Transcribe the data in full and exactly, omitting any pictures.

-- Start of THE DATA --

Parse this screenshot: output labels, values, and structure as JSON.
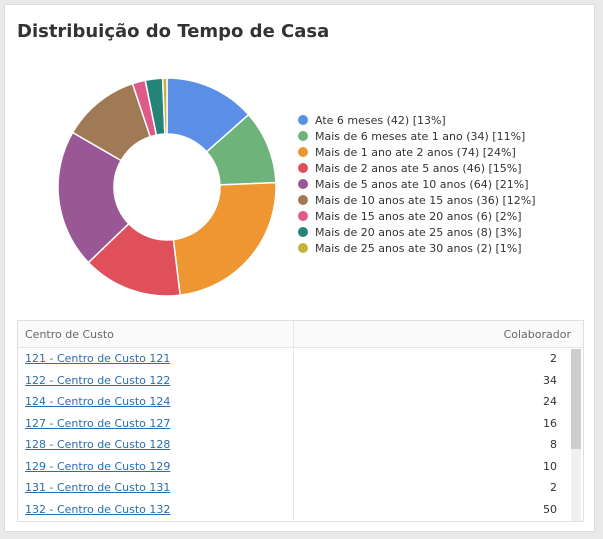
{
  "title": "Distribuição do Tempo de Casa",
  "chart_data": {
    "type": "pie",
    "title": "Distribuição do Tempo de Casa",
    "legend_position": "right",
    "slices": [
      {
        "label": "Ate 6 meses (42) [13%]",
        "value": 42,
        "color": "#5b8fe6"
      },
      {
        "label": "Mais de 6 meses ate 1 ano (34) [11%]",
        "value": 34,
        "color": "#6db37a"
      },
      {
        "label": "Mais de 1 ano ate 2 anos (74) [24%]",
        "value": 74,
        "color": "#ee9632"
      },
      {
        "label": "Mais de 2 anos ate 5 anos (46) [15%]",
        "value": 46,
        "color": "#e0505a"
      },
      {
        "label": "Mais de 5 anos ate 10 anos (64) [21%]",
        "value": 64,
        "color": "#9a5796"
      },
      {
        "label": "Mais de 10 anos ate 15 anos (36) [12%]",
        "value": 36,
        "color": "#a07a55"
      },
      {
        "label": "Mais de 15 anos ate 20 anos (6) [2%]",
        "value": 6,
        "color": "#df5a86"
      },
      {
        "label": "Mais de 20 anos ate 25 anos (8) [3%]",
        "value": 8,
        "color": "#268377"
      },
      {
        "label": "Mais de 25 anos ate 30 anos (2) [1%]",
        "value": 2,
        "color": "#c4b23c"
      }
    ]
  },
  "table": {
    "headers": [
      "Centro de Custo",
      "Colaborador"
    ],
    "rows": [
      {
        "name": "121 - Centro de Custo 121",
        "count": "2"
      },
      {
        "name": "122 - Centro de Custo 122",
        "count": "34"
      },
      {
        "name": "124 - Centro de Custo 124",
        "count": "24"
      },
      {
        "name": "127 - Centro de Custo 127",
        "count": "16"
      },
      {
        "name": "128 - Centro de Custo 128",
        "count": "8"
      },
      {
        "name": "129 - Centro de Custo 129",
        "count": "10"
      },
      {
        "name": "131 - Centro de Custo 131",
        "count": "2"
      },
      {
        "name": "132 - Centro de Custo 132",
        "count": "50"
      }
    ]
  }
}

-- End of THE DATA --

### WRITTEN SOLUTION
Parse this screenshot: output labels, values, and structure as JSON.
{
  "title": "Distribuição do Tempo de Casa",
  "chart_data": {
    "type": "pie",
    "title": "Distribuição do Tempo de Casa",
    "legend_position": "right",
    "slices": [
      {
        "label": "Ate 6 meses (42) [13%]",
        "value": 42,
        "color": "#5b8fe6"
      },
      {
        "label": "Mais de 6 meses ate 1 ano (34) [11%]",
        "value": 34,
        "color": "#6db37a"
      },
      {
        "label": "Mais de 1 ano ate 2 anos (74) [24%]",
        "value": 74,
        "color": "#ee9632"
      },
      {
        "label": "Mais de 2 anos ate 5 anos (46) [15%]",
        "value": 46,
        "color": "#e0505a"
      },
      {
        "label": "Mais de 5 anos ate 10 anos (64) [21%]",
        "value": 64,
        "color": "#9a5796"
      },
      {
        "label": "Mais de 10 anos ate 15 anos (36) [12%]",
        "value": 36,
        "color": "#a07a55"
      },
      {
        "label": "Mais de 15 anos ate 20 anos (6) [2%]",
        "value": 6,
        "color": "#df5a86"
      },
      {
        "label": "Mais de 20 anos ate 25 anos (8) [3%]",
        "value": 8,
        "color": "#268377"
      },
      {
        "label": "Mais de 25 anos ate 30 anos (2) [1%]",
        "value": 2,
        "color": "#c4b23c"
      }
    ]
  },
  "table": {
    "headers": [
      "Centro de Custo",
      "Colaborador"
    ],
    "rows": [
      {
        "name": "121 - Centro de Custo 121",
        "count": "2"
      },
      {
        "name": "122 - Centro de Custo 122",
        "count": "34"
      },
      {
        "name": "124 - Centro de Custo 124",
        "count": "24"
      },
      {
        "name": "127 - Centro de Custo 127",
        "count": "16"
      },
      {
        "name": "128 - Centro de Custo 128",
        "count": "8"
      },
      {
        "name": "129 - Centro de Custo 129",
        "count": "10"
      },
      {
        "name": "131 - Centro de Custo 131",
        "count": "2"
      },
      {
        "name": "132 - Centro de Custo 132",
        "count": "50"
      }
    ]
  }
}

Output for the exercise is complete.